** BEGIN EXCERPTED TEXT **

# Domestic oil production shares drop



## CHamilton (Nov 29, 2014)

"Uneasy investors dumped energy stocks. Among the hardest hit were U.S. domestic oil producers including Continental Resources Co., the biggest producer in North Dakota's Bakken Shale. Its shares plunged on Friday nearly 20%..." http://online.wsj.com/articles/energy-world-quakes-as-opec-stands-pat-1417209813

That can't be good news for BNSF.


----------



## Blackwolf (Nov 29, 2014)

Here's a link to the related CNN article that is not behind a paywall (Sorry Charlie!)

http://money.cnn.com/2014/11/28/investing/opec-oil-price-us-shale/index.html?hpt=hp_t2

Could be interesting indeed. I know the State of California is STRONGLY looking at the Bakken oil being shipped by rail through the state, especially after a derailment earlier last week in the Feather River Canyon of a grain train (Bakken Oil has been just recently started to be shipped along this route, causing much consternation about safety and assurances about risk. Had the train that went to the ground been an oil train, we'd be witnessing one of the worst environmental rail disasters in the last 50 years right now as the Feather River is the headwaters for the California State Water Project.)

Here's the derailment from last week:


----------



## Bob Dylan (Nov 29, 2014)

Where are the Drill Baby Drill! Advocates when these Enviromential Disasters happen? Basic fact, there is no such a thing as "Clean Coal and Oil!"

I'm on the side of the Environmentalists and NIMBYs when it comes to shipping Hazardous materials or building pipelines through sensetive areas!


----------



## CHamilton (Nov 29, 2014)

Thanks for finding that, Blackwolf. I happened to see the WSJ article in print this morning, thanks to the hotel where I am staying. It's sad that passenger rail is beholden, even indirectly, to an energy industry that will likely not survive the 21st century, just as buggy whip manufacturers did not survive the 20th.


----------



## jis (Nov 29, 2014)

That got me thinking. I wonder how many industries routinely survive more than a century without undergoing some gross transformation which makes it so dissimilar to its previous form that it becomes difficult to characterize it as the same industry?

Sent from my iPhone using Amtrak Forum


----------



## CHamilton (Nov 29, 2014)

Very true. I can't think of one. Restaurants and hotels might be close, but even they have undergone huge transformations.


----------



## AmtrakBlue (Nov 29, 2014)

I can think of one. Oops, you said industries, not professions.  h34r: :help:


----------



## Bob Dylan (Nov 29, 2014)

I'd say that Bars, Gambling Venues, Armenent and Munitions Trade, Vehicle Business ( Cars and Trucks), Shipping and Railroads are businesses that have lasted more than a Century! Also Religions, which are a Huge Money Maker,have lasted for Thousands of Years!


----------



## neroden (Nov 29, 2014)

Accounting -- right, that's also a profession, not an industry.

The clothing industry, actually. Weaving is still done pretty much the way it was when the first automatic looms were invented. Sewing is done with sewing machines which are pretty much the same as the 19th century sewing machines. Fashions change but the industry hasn't changed much since the Industrial Revolution.


----------



## Anderson (Nov 29, 2014)

I would argue that the telecom industry went about a century without much change...and indeed, a lot of hardware-oriented industries have not really changed, and the same applies to utilities in general. Transportation is a similar case, at least on the freight side (air freight being largely a niche market).

** END EXCERPTED TEXT **
** BEGIN INFORMATION PROVIDED **

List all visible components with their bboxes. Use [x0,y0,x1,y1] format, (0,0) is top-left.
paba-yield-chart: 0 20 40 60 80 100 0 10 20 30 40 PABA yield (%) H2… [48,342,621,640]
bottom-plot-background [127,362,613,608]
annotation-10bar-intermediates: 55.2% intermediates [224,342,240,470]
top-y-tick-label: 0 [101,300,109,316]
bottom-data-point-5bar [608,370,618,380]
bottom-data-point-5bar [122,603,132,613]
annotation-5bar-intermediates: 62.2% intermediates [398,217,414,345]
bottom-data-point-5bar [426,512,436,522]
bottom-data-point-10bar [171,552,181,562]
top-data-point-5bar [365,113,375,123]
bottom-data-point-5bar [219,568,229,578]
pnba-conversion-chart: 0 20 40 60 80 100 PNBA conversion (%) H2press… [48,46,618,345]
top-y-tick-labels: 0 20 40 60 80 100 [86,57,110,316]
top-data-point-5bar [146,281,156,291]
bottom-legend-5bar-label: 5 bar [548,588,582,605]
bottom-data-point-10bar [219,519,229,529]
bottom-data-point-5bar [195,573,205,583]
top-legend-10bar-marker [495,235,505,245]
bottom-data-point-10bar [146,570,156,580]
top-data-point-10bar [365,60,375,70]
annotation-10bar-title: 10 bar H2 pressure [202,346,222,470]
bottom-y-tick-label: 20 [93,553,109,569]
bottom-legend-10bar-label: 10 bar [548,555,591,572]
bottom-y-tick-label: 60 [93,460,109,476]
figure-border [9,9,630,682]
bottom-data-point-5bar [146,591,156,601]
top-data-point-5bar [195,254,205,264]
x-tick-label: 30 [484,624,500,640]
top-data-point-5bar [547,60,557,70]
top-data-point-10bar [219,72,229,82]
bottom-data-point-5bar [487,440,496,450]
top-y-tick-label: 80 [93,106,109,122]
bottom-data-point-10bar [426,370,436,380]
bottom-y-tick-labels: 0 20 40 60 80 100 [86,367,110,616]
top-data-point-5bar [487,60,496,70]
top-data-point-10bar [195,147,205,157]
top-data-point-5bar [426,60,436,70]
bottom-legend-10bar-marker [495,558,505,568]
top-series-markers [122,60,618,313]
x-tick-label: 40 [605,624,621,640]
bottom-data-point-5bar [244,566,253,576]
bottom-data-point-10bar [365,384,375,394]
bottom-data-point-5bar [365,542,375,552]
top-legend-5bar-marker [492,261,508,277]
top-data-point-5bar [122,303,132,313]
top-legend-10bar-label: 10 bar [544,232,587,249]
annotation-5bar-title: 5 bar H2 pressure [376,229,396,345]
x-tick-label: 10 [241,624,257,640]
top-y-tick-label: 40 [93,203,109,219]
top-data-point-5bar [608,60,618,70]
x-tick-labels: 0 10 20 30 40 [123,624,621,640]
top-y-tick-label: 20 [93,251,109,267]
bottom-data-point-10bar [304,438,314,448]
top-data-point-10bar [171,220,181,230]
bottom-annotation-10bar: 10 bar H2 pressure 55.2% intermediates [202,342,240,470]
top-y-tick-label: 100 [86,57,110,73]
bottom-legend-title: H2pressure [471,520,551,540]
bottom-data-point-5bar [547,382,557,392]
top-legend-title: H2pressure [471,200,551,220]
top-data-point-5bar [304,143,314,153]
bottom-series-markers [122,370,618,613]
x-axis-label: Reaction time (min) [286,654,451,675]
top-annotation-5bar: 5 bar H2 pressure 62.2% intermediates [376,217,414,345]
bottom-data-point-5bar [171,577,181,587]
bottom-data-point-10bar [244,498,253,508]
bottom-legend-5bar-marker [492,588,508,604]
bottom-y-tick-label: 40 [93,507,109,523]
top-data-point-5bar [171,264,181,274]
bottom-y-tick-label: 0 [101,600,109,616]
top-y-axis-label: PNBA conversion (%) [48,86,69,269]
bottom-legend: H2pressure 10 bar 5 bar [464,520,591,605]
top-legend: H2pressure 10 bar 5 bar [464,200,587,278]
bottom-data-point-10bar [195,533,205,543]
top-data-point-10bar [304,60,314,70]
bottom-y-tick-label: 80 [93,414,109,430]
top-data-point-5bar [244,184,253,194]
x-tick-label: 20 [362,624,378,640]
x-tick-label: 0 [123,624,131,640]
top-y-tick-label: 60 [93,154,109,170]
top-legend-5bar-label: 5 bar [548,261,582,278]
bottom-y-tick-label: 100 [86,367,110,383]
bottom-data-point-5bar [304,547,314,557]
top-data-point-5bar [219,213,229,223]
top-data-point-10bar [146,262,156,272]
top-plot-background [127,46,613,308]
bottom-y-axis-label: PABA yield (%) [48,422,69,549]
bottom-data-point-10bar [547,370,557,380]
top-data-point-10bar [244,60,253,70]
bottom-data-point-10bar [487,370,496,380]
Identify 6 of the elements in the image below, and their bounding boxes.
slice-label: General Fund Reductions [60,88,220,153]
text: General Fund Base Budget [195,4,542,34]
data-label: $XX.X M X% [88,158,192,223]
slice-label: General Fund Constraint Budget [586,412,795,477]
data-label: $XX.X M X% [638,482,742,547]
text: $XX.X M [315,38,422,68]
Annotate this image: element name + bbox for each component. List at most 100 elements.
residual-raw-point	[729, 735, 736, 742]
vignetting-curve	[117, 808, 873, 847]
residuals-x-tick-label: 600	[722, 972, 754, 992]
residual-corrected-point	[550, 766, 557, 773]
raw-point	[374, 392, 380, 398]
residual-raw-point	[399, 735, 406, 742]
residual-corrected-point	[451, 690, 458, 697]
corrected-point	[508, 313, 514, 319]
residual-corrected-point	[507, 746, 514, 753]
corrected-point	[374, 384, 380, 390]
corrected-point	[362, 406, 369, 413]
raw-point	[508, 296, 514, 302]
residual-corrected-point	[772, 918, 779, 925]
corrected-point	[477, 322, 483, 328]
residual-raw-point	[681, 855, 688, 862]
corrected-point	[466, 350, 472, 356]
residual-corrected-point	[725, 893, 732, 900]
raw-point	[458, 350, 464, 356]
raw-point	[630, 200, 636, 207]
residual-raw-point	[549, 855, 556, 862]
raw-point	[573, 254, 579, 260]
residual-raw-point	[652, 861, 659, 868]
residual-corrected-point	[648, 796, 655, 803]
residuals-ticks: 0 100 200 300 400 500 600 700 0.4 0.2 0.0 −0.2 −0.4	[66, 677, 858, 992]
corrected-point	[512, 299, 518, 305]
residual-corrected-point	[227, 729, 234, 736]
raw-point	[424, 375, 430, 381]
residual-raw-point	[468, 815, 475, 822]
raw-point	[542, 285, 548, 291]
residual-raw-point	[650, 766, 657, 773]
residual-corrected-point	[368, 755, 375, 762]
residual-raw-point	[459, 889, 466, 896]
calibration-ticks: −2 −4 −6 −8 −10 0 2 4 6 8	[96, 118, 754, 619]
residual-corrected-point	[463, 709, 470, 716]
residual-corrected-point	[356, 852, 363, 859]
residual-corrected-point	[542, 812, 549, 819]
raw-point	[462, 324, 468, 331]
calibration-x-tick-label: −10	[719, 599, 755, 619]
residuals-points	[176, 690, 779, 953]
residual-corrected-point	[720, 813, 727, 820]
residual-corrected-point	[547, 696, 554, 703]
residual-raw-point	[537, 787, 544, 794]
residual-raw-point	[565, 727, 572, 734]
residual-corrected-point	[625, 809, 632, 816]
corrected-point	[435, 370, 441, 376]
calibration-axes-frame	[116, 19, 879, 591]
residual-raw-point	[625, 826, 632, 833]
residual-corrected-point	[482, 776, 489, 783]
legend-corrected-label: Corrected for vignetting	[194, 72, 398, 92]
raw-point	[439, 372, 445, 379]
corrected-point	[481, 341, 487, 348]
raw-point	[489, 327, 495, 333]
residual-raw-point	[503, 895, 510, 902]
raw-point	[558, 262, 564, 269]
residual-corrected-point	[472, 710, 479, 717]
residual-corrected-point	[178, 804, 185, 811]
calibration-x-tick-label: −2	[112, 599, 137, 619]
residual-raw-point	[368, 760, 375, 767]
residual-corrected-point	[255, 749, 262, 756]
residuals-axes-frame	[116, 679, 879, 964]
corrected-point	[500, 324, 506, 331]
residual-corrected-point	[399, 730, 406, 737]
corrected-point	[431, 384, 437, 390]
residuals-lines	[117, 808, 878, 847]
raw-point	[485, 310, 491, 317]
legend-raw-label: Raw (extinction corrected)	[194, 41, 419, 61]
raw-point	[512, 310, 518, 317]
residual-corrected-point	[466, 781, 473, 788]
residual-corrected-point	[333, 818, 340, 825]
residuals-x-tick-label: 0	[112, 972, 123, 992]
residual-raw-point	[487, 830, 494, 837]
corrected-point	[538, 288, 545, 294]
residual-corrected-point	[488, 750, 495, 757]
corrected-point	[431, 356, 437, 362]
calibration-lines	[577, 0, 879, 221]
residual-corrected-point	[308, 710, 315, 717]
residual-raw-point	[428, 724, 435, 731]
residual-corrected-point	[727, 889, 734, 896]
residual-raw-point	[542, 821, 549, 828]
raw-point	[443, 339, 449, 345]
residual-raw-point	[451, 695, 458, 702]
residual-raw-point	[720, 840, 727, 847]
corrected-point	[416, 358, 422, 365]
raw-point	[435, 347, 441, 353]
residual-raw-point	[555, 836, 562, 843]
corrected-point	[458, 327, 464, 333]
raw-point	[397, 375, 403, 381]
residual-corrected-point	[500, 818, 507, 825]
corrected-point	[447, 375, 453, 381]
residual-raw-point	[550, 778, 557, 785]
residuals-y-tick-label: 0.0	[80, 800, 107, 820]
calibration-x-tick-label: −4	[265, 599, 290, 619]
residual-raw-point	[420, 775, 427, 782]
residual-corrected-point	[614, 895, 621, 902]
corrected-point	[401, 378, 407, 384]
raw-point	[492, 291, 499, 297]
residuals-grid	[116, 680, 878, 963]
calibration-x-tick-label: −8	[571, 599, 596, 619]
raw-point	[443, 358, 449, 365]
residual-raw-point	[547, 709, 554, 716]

** END INFORMATION PROVIDED **

EXERCISE AIM: Copy the oil shares thread between "Where are the" and "through sensetive areas!", inclusive, swapping "pipelines" for "rail lines". These records have no connection to the oil shares thread.

THE COMPLETED TASK:
Where are the Drill Baby Drill! Advocates when these Enviromential Disasters happen? Basic fact, there is no such a thing as "Clean Coal and Oil!"

I'm on the side of the Environmentalists and NIMBYs when it comes to shipping Hazardous materials or building rail lines through sensetive areas!